Rewrite all of the rows as a numbered list, omitting any blank lines.

Start of Dataset rows

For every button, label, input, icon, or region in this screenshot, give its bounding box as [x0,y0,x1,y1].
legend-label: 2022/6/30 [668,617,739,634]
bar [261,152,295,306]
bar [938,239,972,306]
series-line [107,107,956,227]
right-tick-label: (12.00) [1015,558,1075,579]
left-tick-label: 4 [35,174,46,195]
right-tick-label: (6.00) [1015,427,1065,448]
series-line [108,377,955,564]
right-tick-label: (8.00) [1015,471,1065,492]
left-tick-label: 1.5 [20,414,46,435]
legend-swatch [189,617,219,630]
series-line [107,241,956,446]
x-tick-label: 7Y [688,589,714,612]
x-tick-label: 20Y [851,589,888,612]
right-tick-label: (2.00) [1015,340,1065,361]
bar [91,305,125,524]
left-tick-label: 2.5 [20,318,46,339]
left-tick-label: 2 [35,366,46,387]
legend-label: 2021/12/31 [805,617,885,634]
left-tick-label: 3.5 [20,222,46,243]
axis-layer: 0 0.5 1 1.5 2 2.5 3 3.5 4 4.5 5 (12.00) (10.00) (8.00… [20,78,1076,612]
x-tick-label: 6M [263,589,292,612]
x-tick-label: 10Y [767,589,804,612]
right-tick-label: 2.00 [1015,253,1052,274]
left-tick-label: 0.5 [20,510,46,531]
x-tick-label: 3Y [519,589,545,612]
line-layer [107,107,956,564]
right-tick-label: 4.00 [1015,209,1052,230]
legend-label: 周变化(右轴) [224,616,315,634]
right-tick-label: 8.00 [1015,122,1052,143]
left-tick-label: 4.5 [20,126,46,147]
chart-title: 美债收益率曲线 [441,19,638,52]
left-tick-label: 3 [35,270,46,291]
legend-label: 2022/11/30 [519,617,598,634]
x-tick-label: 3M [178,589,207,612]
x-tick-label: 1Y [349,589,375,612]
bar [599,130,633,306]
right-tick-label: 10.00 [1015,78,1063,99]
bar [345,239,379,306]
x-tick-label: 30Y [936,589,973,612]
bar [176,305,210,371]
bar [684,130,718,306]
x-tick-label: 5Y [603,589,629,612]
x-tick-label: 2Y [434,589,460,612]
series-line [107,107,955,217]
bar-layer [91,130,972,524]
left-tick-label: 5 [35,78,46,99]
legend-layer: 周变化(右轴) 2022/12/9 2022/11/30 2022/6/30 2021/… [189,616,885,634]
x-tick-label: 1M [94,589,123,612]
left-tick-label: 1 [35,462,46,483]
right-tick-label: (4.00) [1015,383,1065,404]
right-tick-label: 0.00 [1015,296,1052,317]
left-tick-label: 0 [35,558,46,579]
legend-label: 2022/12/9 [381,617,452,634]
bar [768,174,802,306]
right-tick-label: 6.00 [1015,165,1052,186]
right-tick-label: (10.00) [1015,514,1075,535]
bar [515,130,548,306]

End of Dataset rows

# Worked solution
1. For every button, label, input, icon, or region in this screenshot, give its bounding box as [x0,y0,x1,y1].
2. legend-label: 2022/6/30 [668,617,739,634]
3. bar [261,152,295,306]
4. bar [938,239,972,306]
5. series-line [107,107,956,227]
6. right-tick-label: (12.00) [1015,558,1075,579]
7. left-tick-label: 4 [35,174,46,195]
8. right-tick-label: (6.00) [1015,427,1065,448]
9. series-line [108,377,955,564]
10. right-tick-label: (8.00) [1015,471,1065,492]
11. left-tick-label: 1.5 [20,414,46,435]
12. legend-swatch [189,617,219,630]
13. series-line [107,241,956,446]
14. x-tick-label: 7Y [688,589,714,612]
15. x-tick-label: 20Y [851,589,888,612]
16. right-tick-label: (2.00) [1015,340,1065,361]
17. bar [91,305,125,524]
18. left-tick-label: 2.5 [20,318,46,339]
19. left-tick-label: 2 [35,366,46,387]
20. legend-label: 2021/12/31 [805,617,885,634]
21. left-tick-label: 3.5 [20,222,46,243]
22. axis-layer: 0 0.5 1 1.5 2 2.5 3 3.5 4 4.5 5 (12.00) (10.00) (8.00… [20,78,1076,612]
23. x-tick-label: 6M [263,589,292,612]
24. x-tick-label: 10Y [767,589,804,612]
25. right-tick-label: 2.00 [1015,253,1052,274]
26. left-tick-label: 0.5 [20,510,46,531]
27. x-tick-label: 3Y [519,589,545,612]
28. line-layer [107,107,956,564]
29. right-tick-label: 4.00 [1015,209,1052,230]
30. legend-label: 周变化(右轴) [224,616,315,634]
31. right-tick-label: 8.00 [1015,122,1052,143]
32. left-tick-label: 4.5 [20,126,46,147]
33. chart-title: 美债收益率曲线 [441,19,638,52]
34. left-tick-label: 3 [35,270,46,291]
35. legend-label: 2022/11/30 [519,617,598,634]
36. x-tick-label: 3M [178,589,207,612]
37. x-tick-label: 1Y [349,589,375,612]
38. bar [599,130,633,306]
39. right-tick-label: 10.00 [1015,78,1063,99]
40. bar [345,239,379,306]
41. x-tick-label: 30Y [936,589,973,612]
42. bar [176,305,210,371]
43. bar [684,130,718,306]
44. x-tick-label: 5Y [603,589,629,612]
45. x-tick-label: 2Y [434,589,460,612]
46. series-line [107,107,955,217]
47. bar-layer [91,130,972,524]
48. left-tick-label: 5 [35,78,46,99]
49. legend-layer: 周变化(右轴) 2022/12/9 2022/11/30 2022/6/30 2021/… [189,616,885,634]
50. x-tick-label: 1M [94,589,123,612]
51. left-tick-label: 1 [35,462,46,483]
52. right-tick-label: (4.00) [1015,383,1065,404]
53. right-tick-label: 0.00 [1015,296,1052,317]
54. left-tick-label: 0 [35,558,46,579]
55. legend-label: 2022/12/9 [381,617,452,634]
56. bar [768,174,802,306]
57. right-tick-label: 6.00 [1015,165,1052,186]
58. right-tick-label: (10.00) [1015,514,1075,535]
59. bar [515,130,548,306]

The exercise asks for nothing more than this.